- _Selected excerpt_
--- START ---

ITU-T SG13 created the ITU-T Focus Group on Technologies for Network 2030 (FG NET-2030) to look at the enhanced broadband, low latency and guaranteed type of communications to be available on the networks of far future around 2030 - 2035. This implies dealing with fixed, mobile, satellite and many networks operation. More about the area of expertise, study and objectives of the group is elaborated in the White Paper, “Network 2030 - A Blueprint of Technology, Applications and Market Drivers Towards the Year 2030 and Beyond” (05.2019): https://www.itu.int/en/ITU-T/focusgroups/net2030/Documents/White_Paper.pdf

https://www.itu.int/en/ITU-T/focusgroups/net2030

ITU-T SG15 is responsible in ITU-T for the development of standards for the optical transport network, access network, home network and power utility network infrastructures, systems, equipment, optical fibres and cables. This includes related installation, maintenance, management, test, instrumentation and measurement techniques, and control plane technologies to enable the evolution toward intelligent transport networks, including the support of smart-grid applications.

More info: https://itu.int/go/tsg15

IETF

The Large-Scale Measurement of Broadband Performance (LMAP) Working Group standardised the LMAP measurement system for performance measurements of broadband access devices such as home and enterprise edge routers, personal computers, mobile devices, and set top boxes, whether wired or wireless.

Measuring portions of the Internet on a large scale is essential for accurate characterisations of performance over time and geography, for network diagnostic investigations by providers and their users, and for collecting information to support public policy development. The goal is to have the measurements (made using the same metrics and mechanisms) for a large number of points on the Internet, and to have the results collected and stored in the same form.

https://wiki.ietf.org/en/group/iab/Multi-Stake-Holder-Platform#h-317-broadband-infrastructure-mapping

 

(C.2) Other activities related to standardisation

INSPIRE

Thematic working group utility and government services from European Commission Joint Research Centre set out on 2013 “Data Specification on Utility and Government Services — Technical Guidelines”, a “non-paper” document.

SMART 2012/2022

A “Broadband and infrastructure mapping study” contracted by the European Commission.

http://www.broadbandmapping.eu.

SMART 2016/0046

“Study on Fixed and Mobile Convergence in Europe”

--- END ---

- _Tasks to complete_
(A) In the overview of broadband standards activities, which ITU-T study group created the Focus Group on Technologies for Network 2030?
(B) Please carry on the overview of broadband standards activities from its last line.
You won't need the records.

Document layout analysis records
--- START ---

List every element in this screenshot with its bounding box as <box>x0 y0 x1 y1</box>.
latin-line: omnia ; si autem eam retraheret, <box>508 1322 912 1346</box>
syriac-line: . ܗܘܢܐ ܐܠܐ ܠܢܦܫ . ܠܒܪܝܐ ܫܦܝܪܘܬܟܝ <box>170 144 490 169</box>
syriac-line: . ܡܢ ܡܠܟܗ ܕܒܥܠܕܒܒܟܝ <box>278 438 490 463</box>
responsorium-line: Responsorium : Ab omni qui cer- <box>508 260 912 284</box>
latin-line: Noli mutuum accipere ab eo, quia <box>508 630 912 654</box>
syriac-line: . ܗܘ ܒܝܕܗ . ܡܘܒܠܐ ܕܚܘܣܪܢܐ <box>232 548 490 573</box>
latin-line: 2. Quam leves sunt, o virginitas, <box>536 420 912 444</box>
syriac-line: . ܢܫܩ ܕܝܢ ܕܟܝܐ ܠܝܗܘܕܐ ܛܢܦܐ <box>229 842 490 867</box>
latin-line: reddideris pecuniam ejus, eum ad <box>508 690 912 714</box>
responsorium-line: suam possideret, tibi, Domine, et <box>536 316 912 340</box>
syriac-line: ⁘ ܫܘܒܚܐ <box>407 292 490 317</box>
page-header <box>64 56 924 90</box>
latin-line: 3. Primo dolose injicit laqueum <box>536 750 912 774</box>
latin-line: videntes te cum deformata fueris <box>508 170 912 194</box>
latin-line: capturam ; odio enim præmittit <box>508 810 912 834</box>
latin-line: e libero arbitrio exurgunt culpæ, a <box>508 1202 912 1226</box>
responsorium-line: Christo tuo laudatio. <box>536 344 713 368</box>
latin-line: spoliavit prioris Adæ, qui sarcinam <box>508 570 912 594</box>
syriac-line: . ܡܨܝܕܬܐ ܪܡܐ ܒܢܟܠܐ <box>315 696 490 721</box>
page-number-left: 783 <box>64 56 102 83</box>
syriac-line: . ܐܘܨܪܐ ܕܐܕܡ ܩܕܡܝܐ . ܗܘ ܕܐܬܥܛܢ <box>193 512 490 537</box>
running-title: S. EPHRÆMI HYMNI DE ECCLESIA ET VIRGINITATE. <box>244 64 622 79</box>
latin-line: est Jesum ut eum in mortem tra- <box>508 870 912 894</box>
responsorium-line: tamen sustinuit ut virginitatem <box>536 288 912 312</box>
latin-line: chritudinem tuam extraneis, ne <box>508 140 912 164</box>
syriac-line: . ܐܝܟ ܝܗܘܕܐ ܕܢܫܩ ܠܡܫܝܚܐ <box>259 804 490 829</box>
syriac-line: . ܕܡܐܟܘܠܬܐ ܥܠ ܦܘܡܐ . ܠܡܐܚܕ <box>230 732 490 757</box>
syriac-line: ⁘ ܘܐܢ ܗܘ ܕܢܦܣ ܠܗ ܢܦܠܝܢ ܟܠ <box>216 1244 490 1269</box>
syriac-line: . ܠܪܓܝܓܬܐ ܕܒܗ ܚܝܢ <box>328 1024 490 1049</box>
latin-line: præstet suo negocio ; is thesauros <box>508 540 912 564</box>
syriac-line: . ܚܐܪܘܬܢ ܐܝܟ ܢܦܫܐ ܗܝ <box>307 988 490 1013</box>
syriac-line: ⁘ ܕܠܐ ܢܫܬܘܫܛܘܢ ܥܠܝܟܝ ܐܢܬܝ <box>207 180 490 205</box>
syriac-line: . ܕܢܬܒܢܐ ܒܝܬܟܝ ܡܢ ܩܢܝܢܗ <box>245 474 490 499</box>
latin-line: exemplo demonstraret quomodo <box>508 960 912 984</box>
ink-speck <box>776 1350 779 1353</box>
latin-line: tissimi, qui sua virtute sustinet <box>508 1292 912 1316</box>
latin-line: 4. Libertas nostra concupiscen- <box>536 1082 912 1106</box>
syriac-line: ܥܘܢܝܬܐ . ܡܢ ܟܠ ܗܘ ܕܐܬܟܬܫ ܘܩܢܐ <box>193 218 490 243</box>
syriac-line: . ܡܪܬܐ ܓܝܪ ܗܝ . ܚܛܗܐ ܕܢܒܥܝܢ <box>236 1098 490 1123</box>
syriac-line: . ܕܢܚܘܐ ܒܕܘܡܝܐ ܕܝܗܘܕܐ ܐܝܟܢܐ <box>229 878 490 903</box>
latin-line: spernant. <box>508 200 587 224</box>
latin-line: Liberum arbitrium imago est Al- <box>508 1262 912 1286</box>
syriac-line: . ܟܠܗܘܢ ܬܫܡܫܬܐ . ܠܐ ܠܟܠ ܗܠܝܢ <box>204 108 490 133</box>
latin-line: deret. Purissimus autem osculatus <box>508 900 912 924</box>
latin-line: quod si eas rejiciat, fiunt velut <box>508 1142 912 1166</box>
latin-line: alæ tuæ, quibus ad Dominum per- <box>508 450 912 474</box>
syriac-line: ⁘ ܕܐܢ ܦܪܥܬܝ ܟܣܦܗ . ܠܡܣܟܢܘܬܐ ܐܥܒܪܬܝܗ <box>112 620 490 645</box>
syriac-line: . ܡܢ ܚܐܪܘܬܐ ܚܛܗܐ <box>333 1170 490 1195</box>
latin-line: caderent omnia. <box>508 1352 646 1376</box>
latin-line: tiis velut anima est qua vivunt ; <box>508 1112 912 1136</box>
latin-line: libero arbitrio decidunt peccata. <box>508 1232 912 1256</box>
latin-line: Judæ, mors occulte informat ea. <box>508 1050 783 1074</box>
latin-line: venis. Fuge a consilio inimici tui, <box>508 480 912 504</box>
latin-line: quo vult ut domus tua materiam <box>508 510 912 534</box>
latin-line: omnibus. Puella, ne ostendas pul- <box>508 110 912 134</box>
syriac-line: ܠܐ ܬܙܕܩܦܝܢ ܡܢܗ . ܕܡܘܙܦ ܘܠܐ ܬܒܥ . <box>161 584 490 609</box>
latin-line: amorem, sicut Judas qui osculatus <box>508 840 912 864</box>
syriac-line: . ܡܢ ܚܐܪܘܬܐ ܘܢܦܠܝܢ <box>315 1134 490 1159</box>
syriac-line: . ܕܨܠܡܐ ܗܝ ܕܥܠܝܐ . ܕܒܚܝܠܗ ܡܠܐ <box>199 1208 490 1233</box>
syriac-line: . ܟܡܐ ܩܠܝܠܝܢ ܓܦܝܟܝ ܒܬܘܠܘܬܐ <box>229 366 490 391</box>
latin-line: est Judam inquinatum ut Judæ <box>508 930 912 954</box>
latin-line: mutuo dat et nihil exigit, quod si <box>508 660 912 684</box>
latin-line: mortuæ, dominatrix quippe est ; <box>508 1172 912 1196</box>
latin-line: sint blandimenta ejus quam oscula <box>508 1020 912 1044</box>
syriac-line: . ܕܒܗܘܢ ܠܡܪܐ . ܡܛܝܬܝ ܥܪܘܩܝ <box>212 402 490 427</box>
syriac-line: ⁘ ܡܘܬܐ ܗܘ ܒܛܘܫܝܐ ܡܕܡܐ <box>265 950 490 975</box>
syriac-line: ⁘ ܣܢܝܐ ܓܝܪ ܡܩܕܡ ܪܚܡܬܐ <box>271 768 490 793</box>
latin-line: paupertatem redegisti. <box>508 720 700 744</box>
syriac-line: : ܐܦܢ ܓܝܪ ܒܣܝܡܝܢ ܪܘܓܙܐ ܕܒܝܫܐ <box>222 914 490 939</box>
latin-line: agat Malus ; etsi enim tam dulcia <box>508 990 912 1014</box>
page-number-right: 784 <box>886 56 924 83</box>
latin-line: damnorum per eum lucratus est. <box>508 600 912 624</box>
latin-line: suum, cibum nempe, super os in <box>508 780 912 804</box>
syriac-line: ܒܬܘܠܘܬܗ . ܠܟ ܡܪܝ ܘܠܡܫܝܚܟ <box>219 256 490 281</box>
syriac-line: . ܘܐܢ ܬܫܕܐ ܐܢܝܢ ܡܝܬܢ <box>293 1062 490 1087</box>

--- END ---

- _Responses for each task_
(A) ITU-T SG13.

(B)
The project is expected to facilitate the identification of key elements to define a common European standard to measure network performance taking into account on-going international standardisation activities for network performance measurements with a view to align European and international efforts in this domain while ensuring the involved of relevant stakeholders.

https://ec.europa.eu/digital-single-market/en/news/study-fixed-and-mobile-convergence-europe-2017

VIRGO

In the context of standards-based infrastructure mapping, a European project VIRGO (Virtual Registry of the Ground Infrastructure) began in 2014 with a focus on mapping cloud computing. It is coordinated by Infratel Italia which is active in broadband mapping in Italy.

ECC Report 195

The Electronic Communications Committee (ECC) drafted Report 195, ´Minimum Set of Quality of Service Parameters and Measurement Methods for Retail Internet Access Services´.

http://www.erodocdb.dk/Docs/doc98/official/pdf/ECCREP195.PDF

ECC recommendation (15)03, ´Provision of Comparable Information on Retail Internet Access Service Quality´.

http://www.erodocdb.dk/Docs/doc98/official/pdf/REC1503.PDF

ITU-T projects

The ITU-T reference guide G.1011: ITU-T has a suitable recommendation for the QoS of different types of most important services in its reference guide G.1011, Table 9-1.

https://www.itu.int/rec/T-REC-G.1011/en

ITU-T interactive transmission maps of backbone broadband connections worldwide. The scope of this ITU project is to research, process and create maps of core transmission networks (optical fibres, microwaves, submarine cables and satellite links) for the following ITU regions: Arab region, CIS region, the EUR region, the Asia-Pacific region, the North America region, Latin America and the Caribbean region, and the Africa region.